Saved entries:
- - - -

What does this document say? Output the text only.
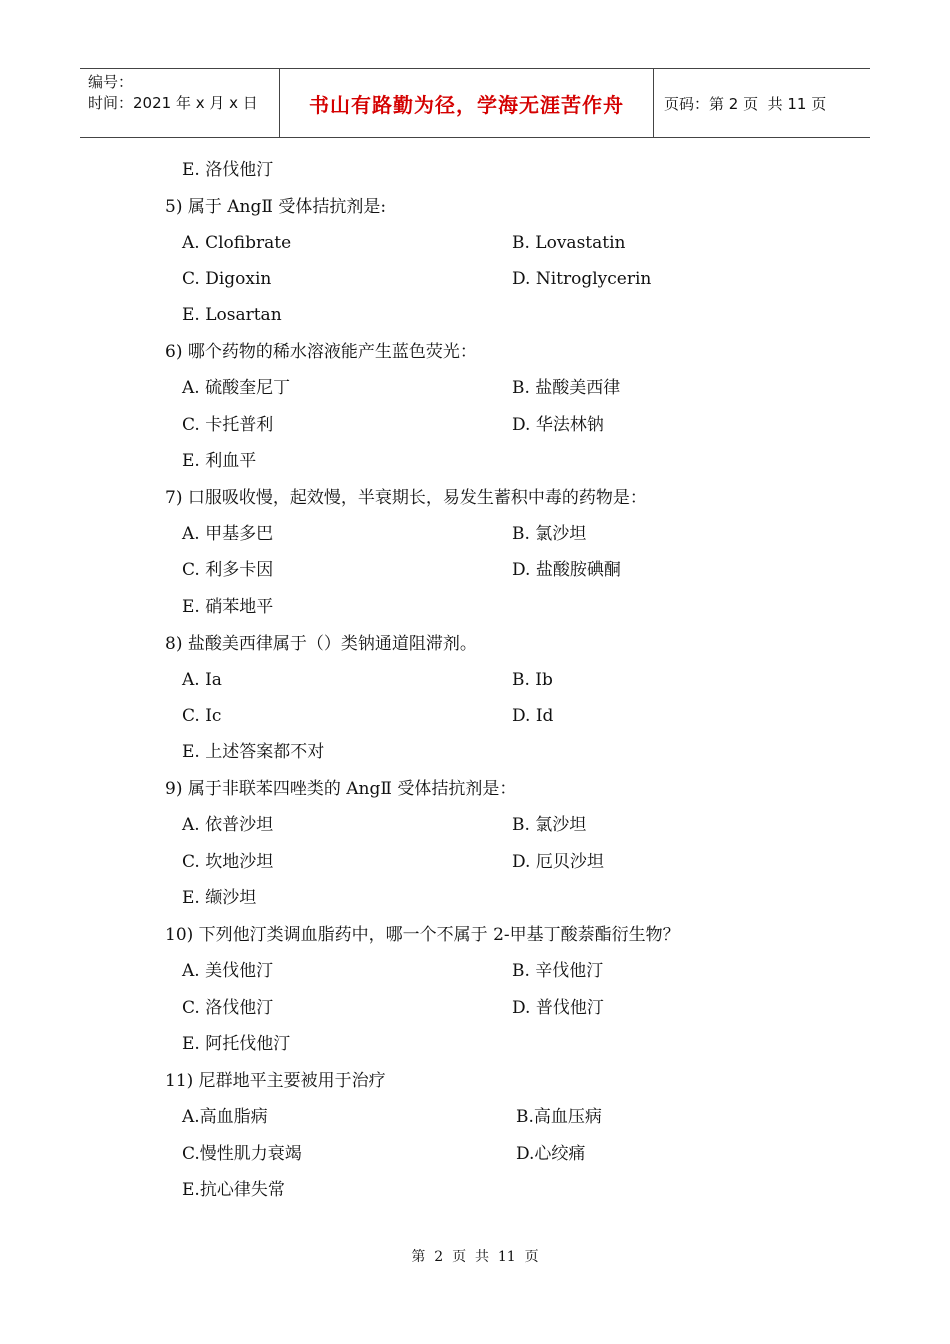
编号：
时间：2021 年 x 月 x 日	书山有路勤为径，学海无涯苦作舟	页码：第 2 页  共 11 页
E. 洛伐他汀
5) 属于 AngⅡ 受体拮抗剂是:
A. Clofibrate	B. Lovastatin
C. Digoxin	D. Nitroglycerin
E. Losartan
6) 哪个药物的稀水溶液能产生蓝色荧光：
A. 硫酸奎尼丁	B. 盐酸美西律
C. 卡托普利	D. 华法林钠
E. 利血平
7) 口服吸收慢，起效慢，半衰期长，易发生蓄积中毒的药物是：
A. 甲基多巴	B. 氯沙坦
C. 利多卡因	D. 盐酸胺碘酮
E. 硝苯地平
8) 盐酸美西律属于（）类钠通道阻滞剂。
A. Ⅰa	B. Ⅰb
C. Ⅰc	D. Ⅰd
E. 上述答案都不对
9) 属于非联苯四唑类的 AngⅡ 受体拮抗剂是：
A. 依普沙坦	B. 氯沙坦
C. 坎地沙坦	D. 厄贝沙坦
E. 缬沙坦
10) 下列他汀类调血脂药中，哪一个不属于 2-甲基丁酸萘酯衍生物？
A. 美伐他汀	B. 辛伐他汀
C. 洛伐他汀	D. 普伐他汀
E. 阿托伐他汀
11) 尼群地平主要被用于治疗
A.高血脂病	B.高血压病
C.慢性肌力衰竭	D.心绞痛
E.抗心律失常
第  2  页  共  11  页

- - - -

■ **What you need to do**
Without including any picture, retype the entries exactly.

■ **Right answer**
What does this document say? Output the text only.
编号：
时间：2021 年 x 月 x 日	书山有路勤为径，学海无涯苦作舟	页码：第 2 页  共 11 页
E. 洛伐他汀
5) 属于 AngⅡ 受体拮抗剂是:
A. Clofibrate	B. Lovastatin
C. Digoxin	D. Nitroglycerin
E. Losartan
6) 哪个药物的稀水溶液能产生蓝色荧光：
A. 硫酸奎尼丁	B. 盐酸美西律
C. 卡托普利	D. 华法林钠
E. 利血平
7) 口服吸收慢，起效慢，半衰期长，易发生蓄积中毒的药物是：
A. 甲基多巴	B. 氯沙坦
C. 利多卡因	D. 盐酸胺碘酮
E. 硝苯地平
8) 盐酸美西律属于（）类钠通道阻滞剂。
A. Ⅰa	B. Ⅰb
C. Ⅰc	D. Ⅰd
E. 上述答案都不对
9) 属于非联苯四唑类的 AngⅡ 受体拮抗剂是：
A. 依普沙坦	B. 氯沙坦
C. 坎地沙坦	D. 厄贝沙坦
E. 缬沙坦
10) 下列他汀类调血脂药中，哪一个不属于 2-甲基丁酸萘酯衍生物？
A. 美伐他汀	B. 辛伐他汀
C. 洛伐他汀	D. 普伐他汀
E. 阿托伐他汀
11) 尼群地平主要被用于治疗
A.高血脂病	B.高血压病
C.慢性肌力衰竭	D.心绞痛
E.抗心律失常
第  2  页  共  11  页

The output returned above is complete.